__WRITTEN INSTRUCTION__
Skip every image and restate the data word for word.

__DATA TO PROCESS__
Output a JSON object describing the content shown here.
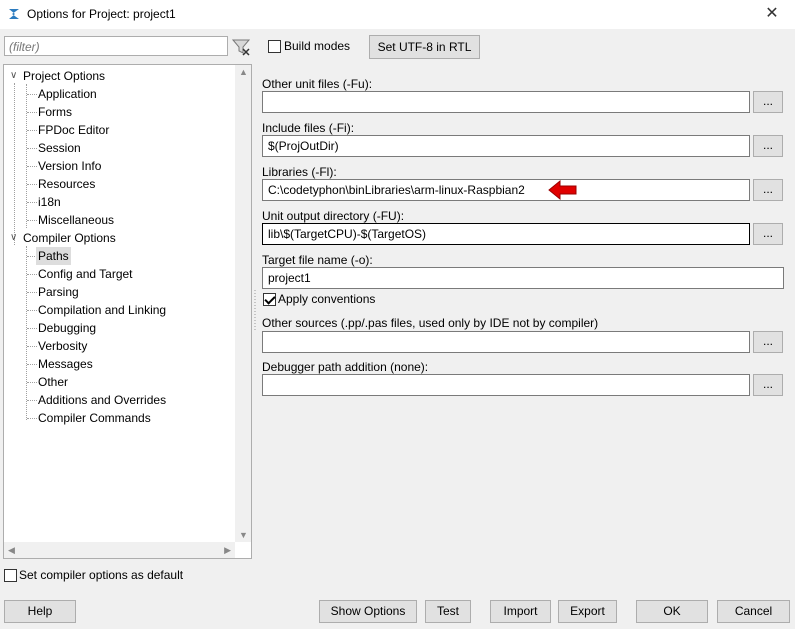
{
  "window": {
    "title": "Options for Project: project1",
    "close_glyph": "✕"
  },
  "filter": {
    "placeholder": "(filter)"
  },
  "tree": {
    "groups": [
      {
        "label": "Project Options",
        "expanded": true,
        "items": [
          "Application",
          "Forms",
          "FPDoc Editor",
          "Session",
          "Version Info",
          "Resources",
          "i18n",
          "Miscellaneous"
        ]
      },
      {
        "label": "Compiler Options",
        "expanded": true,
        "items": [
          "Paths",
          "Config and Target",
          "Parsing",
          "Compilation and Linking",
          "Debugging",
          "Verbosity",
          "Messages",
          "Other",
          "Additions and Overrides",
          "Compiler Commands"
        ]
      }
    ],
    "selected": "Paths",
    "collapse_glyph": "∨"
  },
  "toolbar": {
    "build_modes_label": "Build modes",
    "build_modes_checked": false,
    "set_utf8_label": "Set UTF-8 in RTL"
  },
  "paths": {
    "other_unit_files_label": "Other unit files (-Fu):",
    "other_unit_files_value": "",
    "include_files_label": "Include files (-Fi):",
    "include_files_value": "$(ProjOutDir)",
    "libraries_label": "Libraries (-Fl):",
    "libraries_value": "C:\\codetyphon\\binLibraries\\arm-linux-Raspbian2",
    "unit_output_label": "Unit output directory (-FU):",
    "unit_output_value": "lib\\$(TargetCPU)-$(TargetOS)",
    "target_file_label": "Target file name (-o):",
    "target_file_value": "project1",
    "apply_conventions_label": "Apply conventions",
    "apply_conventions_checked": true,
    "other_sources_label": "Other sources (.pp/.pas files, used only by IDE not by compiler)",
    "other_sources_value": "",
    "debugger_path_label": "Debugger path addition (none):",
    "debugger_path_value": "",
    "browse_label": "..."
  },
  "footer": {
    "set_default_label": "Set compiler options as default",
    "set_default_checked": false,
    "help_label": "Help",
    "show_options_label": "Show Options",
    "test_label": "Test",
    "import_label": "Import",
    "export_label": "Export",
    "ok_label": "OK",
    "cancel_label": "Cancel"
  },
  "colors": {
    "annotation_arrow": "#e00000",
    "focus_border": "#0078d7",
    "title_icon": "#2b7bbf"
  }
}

__FINISHED EXERCISE__
Output a JSON object describing the content shown here.
{
  "window": {
    "title": "Options for Project: project1",
    "close_glyph": "✕"
  },
  "filter": {
    "placeholder": "(filter)"
  },
  "tree": {
    "groups": [
      {
        "label": "Project Options",
        "expanded": true,
        "items": [
          "Application",
          "Forms",
          "FPDoc Editor",
          "Session",
          "Version Info",
          "Resources",
          "i18n",
          "Miscellaneous"
        ]
      },
      {
        "label": "Compiler Options",
        "expanded": true,
        "items": [
          "Paths",
          "Config and Target",
          "Parsing",
          "Compilation and Linking",
          "Debugging",
          "Verbosity",
          "Messages",
          "Other",
          "Additions and Overrides",
          "Compiler Commands"
        ]
      }
    ],
    "selected": "Paths",
    "collapse_glyph": "∨"
  },
  "toolbar": {
    "build_modes_label": "Build modes",
    "build_modes_checked": false,
    "set_utf8_label": "Set UTF-8 in RTL"
  },
  "paths": {
    "other_unit_files_label": "Other unit files (-Fu):",
    "other_unit_files_value": "",
    "include_files_label": "Include files (-Fi):",
    "include_files_value": "$(ProjOutDir)",
    "libraries_label": "Libraries (-Fl):",
    "libraries_value": "C:\\codetyphon\\binLibraries\\arm-linux-Raspbian2",
    "unit_output_label": "Unit output directory (-FU):",
    "unit_output_value": "lib\\$(TargetCPU)-$(TargetOS)",
    "target_file_label": "Target file name (-o):",
    "target_file_value": "project1",
    "apply_conventions_label": "Apply conventions",
    "apply_conventions_checked": true,
    "other_sources_label": "Other sources (.pp/.pas files, used only by IDE not by compiler)",
    "other_sources_value": "",
    "debugger_path_label": "Debugger path addition (none):",
    "debugger_path_value": "",
    "browse_label": "..."
  },
  "footer": {
    "set_default_label": "Set compiler options as default",
    "set_default_checked": false,
    "help_label": "Help",
    "show_options_label": "Show Options",
    "test_label": "Test",
    "import_label": "Import",
    "export_label": "Export",
    "ok_label": "OK",
    "cancel_label": "Cancel"
  },
  "colors": {
    "annotation_arrow": "#e00000",
    "focus_border": "#0078d7",
    "title_icon": "#2b7bbf"
  }
}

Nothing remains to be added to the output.